### Do this
For each line below that includes the word "FIBERID", make a copy.

===== Available records =====

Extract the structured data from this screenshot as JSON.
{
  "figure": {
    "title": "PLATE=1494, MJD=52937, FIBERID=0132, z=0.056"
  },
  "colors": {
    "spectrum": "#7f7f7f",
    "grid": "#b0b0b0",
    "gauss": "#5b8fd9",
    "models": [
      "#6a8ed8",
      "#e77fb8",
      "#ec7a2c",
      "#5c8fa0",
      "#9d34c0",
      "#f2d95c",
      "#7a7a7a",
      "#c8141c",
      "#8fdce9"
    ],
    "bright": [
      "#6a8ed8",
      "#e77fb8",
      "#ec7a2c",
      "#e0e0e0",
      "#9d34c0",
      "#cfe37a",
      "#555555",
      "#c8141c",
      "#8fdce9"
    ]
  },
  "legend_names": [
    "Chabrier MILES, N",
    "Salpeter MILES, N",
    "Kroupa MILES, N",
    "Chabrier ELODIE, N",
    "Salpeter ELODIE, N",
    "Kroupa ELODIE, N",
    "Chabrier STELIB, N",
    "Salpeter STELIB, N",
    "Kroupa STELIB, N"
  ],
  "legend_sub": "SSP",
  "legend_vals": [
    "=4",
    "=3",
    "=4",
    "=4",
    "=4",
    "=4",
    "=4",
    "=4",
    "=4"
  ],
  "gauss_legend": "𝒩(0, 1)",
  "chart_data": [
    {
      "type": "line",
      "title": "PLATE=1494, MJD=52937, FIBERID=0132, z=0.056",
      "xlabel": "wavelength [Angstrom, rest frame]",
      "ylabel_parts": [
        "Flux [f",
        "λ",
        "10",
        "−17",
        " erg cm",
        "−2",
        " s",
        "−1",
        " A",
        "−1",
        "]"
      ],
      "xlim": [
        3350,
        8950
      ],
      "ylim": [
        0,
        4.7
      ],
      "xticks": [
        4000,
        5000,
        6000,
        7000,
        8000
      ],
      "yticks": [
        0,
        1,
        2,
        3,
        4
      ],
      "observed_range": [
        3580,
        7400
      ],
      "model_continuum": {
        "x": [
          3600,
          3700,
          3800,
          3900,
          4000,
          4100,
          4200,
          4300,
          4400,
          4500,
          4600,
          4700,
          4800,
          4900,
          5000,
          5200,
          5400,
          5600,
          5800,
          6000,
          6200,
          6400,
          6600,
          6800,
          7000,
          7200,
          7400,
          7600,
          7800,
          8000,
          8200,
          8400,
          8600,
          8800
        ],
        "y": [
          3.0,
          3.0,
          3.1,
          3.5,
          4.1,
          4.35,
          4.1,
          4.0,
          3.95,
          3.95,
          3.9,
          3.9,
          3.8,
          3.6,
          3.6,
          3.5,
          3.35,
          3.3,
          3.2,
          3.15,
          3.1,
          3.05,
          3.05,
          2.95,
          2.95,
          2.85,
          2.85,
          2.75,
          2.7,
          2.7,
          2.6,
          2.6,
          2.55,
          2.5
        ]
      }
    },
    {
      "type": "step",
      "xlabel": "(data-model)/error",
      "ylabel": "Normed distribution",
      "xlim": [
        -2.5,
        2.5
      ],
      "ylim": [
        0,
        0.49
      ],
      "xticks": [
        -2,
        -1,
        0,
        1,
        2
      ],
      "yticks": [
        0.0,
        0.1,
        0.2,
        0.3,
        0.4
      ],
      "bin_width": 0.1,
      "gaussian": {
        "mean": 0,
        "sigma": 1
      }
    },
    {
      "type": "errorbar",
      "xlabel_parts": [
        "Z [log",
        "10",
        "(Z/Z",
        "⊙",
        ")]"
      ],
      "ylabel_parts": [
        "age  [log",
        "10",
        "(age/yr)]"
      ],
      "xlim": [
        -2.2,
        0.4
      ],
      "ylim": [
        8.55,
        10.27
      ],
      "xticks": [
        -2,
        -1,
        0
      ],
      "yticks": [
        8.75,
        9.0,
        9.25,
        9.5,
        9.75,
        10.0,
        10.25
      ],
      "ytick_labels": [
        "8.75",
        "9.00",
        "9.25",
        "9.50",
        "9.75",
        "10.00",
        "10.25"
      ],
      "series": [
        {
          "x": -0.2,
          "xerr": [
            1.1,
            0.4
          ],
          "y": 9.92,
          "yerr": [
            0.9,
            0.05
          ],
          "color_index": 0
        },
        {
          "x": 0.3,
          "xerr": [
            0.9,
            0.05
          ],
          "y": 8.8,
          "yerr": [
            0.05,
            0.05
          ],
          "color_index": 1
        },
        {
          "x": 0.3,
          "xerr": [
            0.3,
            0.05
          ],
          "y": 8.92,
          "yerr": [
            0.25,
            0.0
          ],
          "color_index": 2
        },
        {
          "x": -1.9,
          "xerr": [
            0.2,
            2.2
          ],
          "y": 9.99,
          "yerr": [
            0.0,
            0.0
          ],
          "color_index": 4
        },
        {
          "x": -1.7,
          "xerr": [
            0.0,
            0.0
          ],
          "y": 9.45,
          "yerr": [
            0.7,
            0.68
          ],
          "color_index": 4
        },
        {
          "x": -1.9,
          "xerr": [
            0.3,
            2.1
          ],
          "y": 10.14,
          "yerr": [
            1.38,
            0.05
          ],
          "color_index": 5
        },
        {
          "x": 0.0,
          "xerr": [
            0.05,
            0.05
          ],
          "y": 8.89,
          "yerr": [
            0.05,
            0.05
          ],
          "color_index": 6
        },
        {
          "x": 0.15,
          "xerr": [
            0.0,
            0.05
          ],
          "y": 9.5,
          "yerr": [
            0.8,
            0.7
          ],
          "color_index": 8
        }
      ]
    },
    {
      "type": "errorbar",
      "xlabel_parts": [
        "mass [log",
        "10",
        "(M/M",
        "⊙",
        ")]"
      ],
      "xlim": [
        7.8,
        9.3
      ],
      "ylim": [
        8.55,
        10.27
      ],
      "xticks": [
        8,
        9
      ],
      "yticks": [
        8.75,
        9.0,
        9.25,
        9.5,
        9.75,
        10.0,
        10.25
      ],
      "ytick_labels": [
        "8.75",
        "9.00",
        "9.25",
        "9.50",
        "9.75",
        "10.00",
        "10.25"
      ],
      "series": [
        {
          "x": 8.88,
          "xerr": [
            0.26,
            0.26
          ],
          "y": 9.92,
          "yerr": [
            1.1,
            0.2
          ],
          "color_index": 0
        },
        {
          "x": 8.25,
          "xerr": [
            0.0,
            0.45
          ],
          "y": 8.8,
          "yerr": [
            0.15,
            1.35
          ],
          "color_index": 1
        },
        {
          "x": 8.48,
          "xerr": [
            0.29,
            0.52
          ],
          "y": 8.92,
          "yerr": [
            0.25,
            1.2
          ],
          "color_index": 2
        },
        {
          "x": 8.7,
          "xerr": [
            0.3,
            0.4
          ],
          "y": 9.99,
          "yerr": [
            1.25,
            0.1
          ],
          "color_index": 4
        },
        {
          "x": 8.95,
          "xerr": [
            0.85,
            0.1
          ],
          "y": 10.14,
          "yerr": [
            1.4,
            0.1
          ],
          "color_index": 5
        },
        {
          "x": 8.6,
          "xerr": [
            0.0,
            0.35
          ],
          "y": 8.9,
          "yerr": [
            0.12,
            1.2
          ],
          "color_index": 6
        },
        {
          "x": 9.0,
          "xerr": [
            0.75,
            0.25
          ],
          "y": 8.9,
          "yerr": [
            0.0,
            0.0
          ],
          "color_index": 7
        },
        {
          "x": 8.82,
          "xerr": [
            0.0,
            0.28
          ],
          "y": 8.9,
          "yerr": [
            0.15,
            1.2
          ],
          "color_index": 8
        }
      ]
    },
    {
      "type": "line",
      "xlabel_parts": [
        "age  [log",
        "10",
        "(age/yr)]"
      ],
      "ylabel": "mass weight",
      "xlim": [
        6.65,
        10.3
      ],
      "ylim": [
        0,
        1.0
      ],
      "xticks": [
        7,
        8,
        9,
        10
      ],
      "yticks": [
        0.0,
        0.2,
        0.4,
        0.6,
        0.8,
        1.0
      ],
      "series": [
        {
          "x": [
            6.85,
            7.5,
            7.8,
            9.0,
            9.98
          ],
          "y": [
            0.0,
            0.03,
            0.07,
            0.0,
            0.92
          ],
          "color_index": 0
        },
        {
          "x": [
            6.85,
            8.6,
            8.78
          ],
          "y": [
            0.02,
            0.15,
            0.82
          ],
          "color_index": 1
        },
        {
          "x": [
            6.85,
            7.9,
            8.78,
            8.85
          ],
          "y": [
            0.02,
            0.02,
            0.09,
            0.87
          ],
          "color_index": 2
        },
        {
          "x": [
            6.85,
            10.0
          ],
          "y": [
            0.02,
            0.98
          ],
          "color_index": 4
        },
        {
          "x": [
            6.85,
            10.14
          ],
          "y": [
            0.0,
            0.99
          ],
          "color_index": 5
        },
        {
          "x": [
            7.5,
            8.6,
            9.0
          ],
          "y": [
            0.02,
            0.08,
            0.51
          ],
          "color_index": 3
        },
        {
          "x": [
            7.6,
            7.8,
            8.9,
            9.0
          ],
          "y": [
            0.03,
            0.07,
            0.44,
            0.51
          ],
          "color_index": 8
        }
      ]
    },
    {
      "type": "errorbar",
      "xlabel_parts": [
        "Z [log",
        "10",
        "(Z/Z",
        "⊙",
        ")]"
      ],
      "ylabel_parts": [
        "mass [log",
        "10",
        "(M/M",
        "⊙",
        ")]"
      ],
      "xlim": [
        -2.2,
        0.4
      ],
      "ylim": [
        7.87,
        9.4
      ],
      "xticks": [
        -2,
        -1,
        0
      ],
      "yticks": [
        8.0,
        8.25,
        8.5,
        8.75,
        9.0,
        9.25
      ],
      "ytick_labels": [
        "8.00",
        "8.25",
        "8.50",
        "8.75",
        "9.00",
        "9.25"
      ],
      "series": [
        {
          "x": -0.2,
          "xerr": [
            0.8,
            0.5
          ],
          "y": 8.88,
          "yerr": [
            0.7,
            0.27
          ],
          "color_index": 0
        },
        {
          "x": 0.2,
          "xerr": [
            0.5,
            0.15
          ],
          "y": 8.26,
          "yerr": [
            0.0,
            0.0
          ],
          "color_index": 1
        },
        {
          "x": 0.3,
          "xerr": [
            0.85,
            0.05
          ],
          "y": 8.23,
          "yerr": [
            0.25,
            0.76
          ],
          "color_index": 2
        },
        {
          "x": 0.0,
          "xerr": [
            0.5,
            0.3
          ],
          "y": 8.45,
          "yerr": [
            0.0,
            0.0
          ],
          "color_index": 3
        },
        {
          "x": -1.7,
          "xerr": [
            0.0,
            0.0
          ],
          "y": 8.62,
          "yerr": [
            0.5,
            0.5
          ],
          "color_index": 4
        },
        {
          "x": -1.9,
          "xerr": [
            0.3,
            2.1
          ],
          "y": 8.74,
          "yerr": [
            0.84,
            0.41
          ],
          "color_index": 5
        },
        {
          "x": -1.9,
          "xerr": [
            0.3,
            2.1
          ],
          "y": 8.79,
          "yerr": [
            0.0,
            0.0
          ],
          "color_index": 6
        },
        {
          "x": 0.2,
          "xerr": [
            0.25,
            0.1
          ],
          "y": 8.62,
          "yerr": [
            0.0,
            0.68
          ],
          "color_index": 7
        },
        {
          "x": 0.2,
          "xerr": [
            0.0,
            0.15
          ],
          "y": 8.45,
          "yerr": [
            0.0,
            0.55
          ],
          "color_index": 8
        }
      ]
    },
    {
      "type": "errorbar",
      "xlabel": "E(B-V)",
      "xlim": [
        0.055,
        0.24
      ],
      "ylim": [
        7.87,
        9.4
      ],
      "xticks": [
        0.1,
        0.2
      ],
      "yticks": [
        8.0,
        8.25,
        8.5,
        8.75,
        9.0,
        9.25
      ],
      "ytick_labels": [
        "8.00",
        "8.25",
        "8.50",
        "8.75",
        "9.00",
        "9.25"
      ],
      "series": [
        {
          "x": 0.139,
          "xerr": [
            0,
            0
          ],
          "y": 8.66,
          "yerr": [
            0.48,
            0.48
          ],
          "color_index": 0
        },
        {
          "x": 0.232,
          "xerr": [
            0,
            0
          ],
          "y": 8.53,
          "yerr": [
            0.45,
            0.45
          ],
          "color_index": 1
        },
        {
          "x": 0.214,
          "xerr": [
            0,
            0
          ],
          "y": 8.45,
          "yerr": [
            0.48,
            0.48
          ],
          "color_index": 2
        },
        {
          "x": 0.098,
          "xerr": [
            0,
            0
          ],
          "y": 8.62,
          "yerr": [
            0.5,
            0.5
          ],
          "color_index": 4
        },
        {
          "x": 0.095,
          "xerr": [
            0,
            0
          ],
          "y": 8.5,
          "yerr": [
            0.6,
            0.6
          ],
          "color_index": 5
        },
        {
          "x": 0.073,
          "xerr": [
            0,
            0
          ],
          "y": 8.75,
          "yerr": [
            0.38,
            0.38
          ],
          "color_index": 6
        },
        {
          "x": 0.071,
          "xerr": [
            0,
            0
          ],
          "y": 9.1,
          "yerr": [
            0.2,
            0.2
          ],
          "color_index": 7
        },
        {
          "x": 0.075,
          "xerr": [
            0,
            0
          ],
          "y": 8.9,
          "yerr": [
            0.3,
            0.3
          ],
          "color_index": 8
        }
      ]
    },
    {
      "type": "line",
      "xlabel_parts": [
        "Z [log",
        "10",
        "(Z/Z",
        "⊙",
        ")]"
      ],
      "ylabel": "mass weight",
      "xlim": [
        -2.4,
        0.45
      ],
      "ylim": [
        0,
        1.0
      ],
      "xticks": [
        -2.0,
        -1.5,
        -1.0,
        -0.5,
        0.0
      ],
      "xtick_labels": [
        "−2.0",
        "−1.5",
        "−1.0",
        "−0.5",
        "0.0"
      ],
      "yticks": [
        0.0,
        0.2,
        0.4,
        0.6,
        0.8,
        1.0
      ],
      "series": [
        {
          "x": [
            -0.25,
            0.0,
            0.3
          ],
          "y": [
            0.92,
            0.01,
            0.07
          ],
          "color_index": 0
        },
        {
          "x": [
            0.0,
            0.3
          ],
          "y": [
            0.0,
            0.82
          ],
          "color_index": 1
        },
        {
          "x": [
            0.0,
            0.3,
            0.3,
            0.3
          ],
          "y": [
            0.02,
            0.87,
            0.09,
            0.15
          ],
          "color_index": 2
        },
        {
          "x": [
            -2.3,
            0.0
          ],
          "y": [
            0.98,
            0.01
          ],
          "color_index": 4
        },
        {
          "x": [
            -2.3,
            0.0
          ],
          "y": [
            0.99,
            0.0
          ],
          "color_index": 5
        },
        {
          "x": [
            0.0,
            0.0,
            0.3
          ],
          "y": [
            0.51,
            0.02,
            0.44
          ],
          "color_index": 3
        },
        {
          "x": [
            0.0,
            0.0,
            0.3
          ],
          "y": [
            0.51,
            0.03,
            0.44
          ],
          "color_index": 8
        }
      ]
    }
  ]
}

=====

### Problem solution
    "title": "PLATE=1494, MJD=52937, FIBERID=0132, z=0.056"
      "title": "PLATE=1494, MJD=52937, FIBERID=0132, z=0.056",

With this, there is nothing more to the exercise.